>> BEGIN Records supplied
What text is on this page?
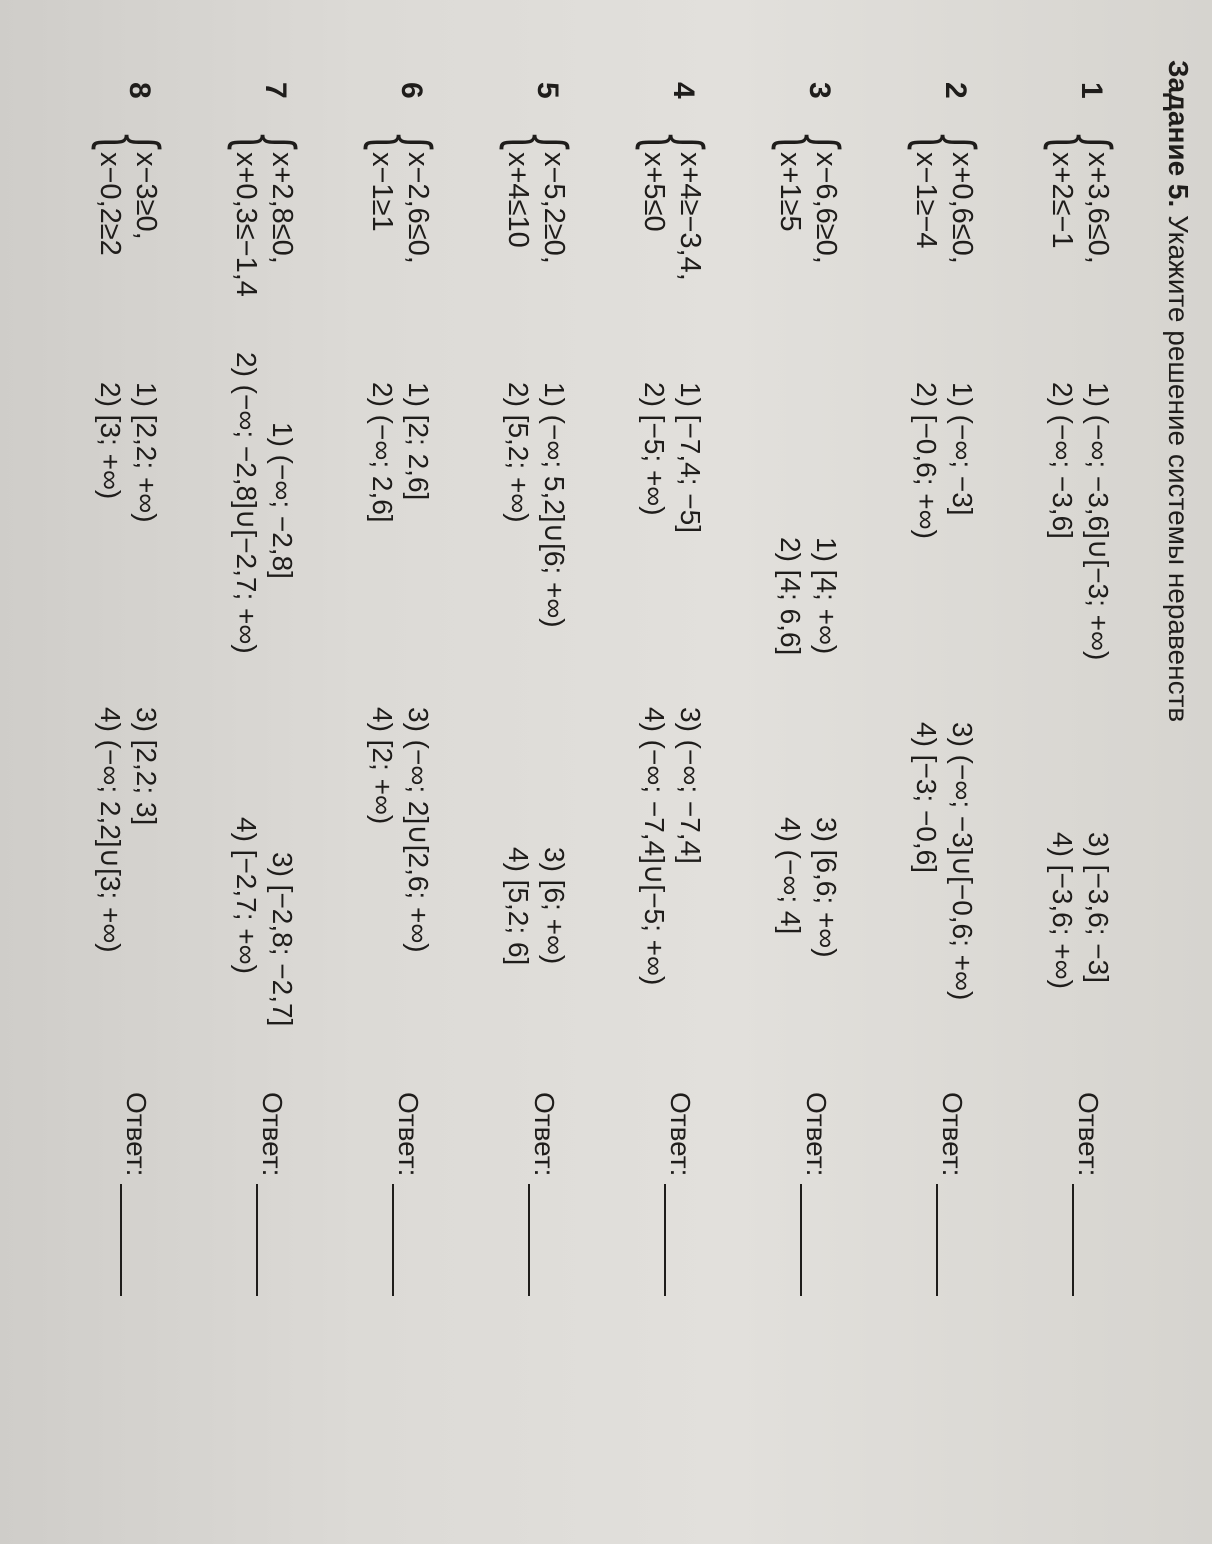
Задание 5. Укажите решение системы неравенств
1
{
x+3,6≤0,
x+2≤−1
1) (−∞; −3,6]∪[−3; +∞)
2) (−∞; −3,6]
3) [−3,6; −3]
4) [−3,6; +∞)
Ответ:
2
{
x+0,6≤0,
x−1≥−4
1) (−∞; −3]
2) [−0,6; +∞)
3) (−∞; −3]∪[−0,6; +∞)
4) [−3; −0,6]
Ответ:
3
{
x−6,6≥0,
x+1≥5
1) [4; +∞)
2) [4; 6,6]
3) [6,6; +∞)
4) (−∞; 4]
Ответ:
4
{
x+4≥−3,4,
x+5≤0
1) [−7,4; −5]
2) [−5; +∞)
3) (−∞; −7,4]
4) (−∞; −7,4]∪[−5; +∞)
Ответ:
5
{
x−5,2≥0,
x+4≤10
1) (−∞; 5,2]∪[6; +∞)
2) [5,2; +∞)
3) [6; +∞)
4) [5,2; 6]
Ответ:
6
{
x−2,6≤0,
x−1≥1
1) [2; 2,6]
2) (−∞; 2,6]
3) (−∞; 2]∪[2,6; +∞)
4) [2; +∞)
Ответ:
7
{
x+2,8≤0,
x+0,3≤−1,4
1) (−∞; −2,8]
2) (−∞; −2,8]∪[−2,7; +∞)
3) [−2,8; −2,7]
4) [−2,7; +∞)
Ответ:
8
{
x−3≥0,
x−0,2≥2
1) [2,2; +∞)
2) [3; +∞)
3) [2,2; 3]
4) (−∞; 2,2]∪[3; +∞)
Ответ:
>> END Records supplied
Directions: Repeat the records above exactly, leaving out the pictures.

Expected output:
What text is on this page?
Задание 5. Укажите решение системы неравенств
1
{
x+3,6≤0,
x+2≤−1
1) (−∞; −3,6]∪[−3; +∞)
2) (−∞; −3,6]
3) [−3,6; −3]
4) [−3,6; +∞)
Ответ:
2
{
x+0,6≤0,
x−1≥−4
1) (−∞; −3]
2) [−0,6; +∞)
3) (−∞; −3]∪[−0,6; +∞)
4) [−3; −0,6]
Ответ:
3
{
x−6,6≥0,
x+1≥5
1) [4; +∞)
2) [4; 6,6]
3) [6,6; +∞)
4) (−∞; 4]
Ответ:
4
{
x+4≥−3,4,
x+5≤0
1) [−7,4; −5]
2) [−5; +∞)
3) (−∞; −7,4]
4) (−∞; −7,4]∪[−5; +∞)
Ответ:
5
{
x−5,2≥0,
x+4≤10
1) (−∞; 5,2]∪[6; +∞)
2) [5,2; +∞)
3) [6; +∞)
4) [5,2; 6]
Ответ:
6
{
x−2,6≤0,
x−1≥1
1) [2; 2,6]
2) (−∞; 2,6]
3) (−∞; 2]∪[2,6; +∞)
4) [2; +∞)
Ответ:
7
{
x+2,8≤0,
x+0,3≤−1,4
1) (−∞; −2,8]
2) (−∞; −2,8]∪[−2,7; +∞)
3) [−2,8; −2,7]
4) [−2,7; +∞)
Ответ:
8
{
x−3≥0,
x−0,2≥2
1) [2,2; +∞)
2) [3; +∞)
3) [2,2; 3]
4) (−∞; 2,2]∪[3; +∞)
Ответ:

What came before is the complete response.